▶ Excerpt to read

- - - -

# Montana's Pulled mane!



## Rissa (Feb 10, 2009)

So cute! I like that look.

I do have a question though. PROBABLY because I'm mostly involved with Friesians. 

My question is, why do you pull mane? What's the purpose? Other than looking kind of snazzy and cute. Makes me wanna do it to my horse, his mane is a mess.


----------



## appylover31803 (Sep 18, 2007)

to keep it neater and its easier to band/braid for shows.


----------



## Rebelappy (Dec 22, 2008)

he looks good appy


----------



## eventnwithwinston (Feb 15, 2009)

Ah You gotta love the solo comb. I got one a few yrs ago and it makes mane pulling so much easier and more enjoyable.

Your horse looks great!


----------



## appylover31803 (Sep 18, 2007)

Thanks Rebel!
I'm quite impressed!

Thanks Winston!
I saw it being used (online) and thought it would be so much easier than pulling. And I know Montana would not have put up with actual pulling.


----------



## farmpony84 (Apr 21, 2008)

So professional!


----------



## free_sprtd (Oct 18, 2007)

- - - -

▶ Data block
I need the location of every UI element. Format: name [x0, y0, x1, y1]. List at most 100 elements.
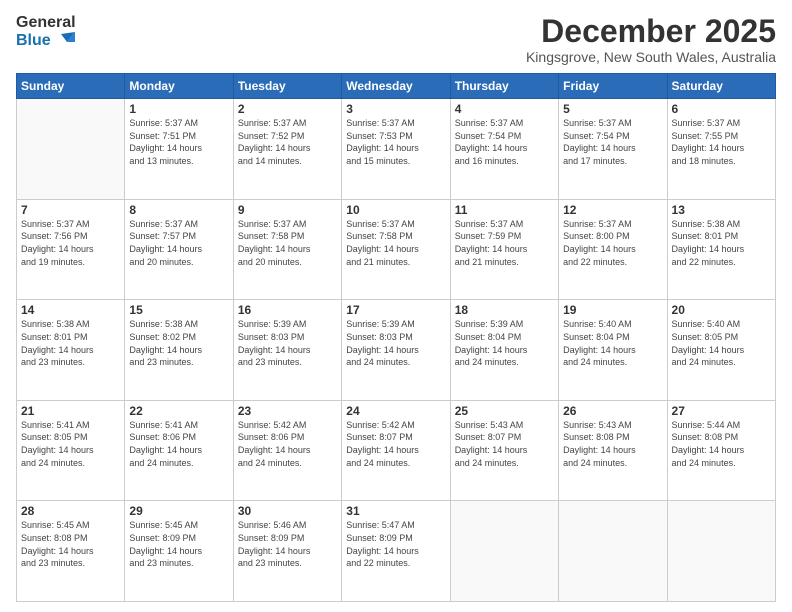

- - - -

▶ Objectives
**1)** Answer these questions using the forum thread about pulling Montana's mane.
(a) Which horses does Rissa say she is mostly involved with?
(b) What two reasons does appylover31803 give for pulling a mane?
(c) Which tool does eventnwithwinston say makes mane pulling easier?
**2)** Write the next part of the forum thread about pulling Montana's mane, picking up after its last line.

▶ Answers to the problems
**1)**
(a) Friesians.
(b) Pulling a mane keeps it neater and makes it easier to band or braid for shows.
(c) The solo comb.

**2)**
you did an awesome job!!! Montana is a stud after his spa day!


----------



## Jubilee Rose (May 28, 2008)

I think it looks awesome Darlyann. 

I like pulling my horse's mane in the summer because she gets really hot with all that hair over her neck. Plus its easier to keep clean and tangle-free.


----------



## appylover31803 (Sep 18, 2007)

Thanks Jenny, Lacey and Gracie! 
he'll look even better after he loses all his winter hair. and some weight too. Sometimes when I look at him, I think he's carrying twins! lol


----------



## LacyLove (Feb 12, 2009)

he looks great! his mane looks all neat and tidy, i bet he loved those treats too!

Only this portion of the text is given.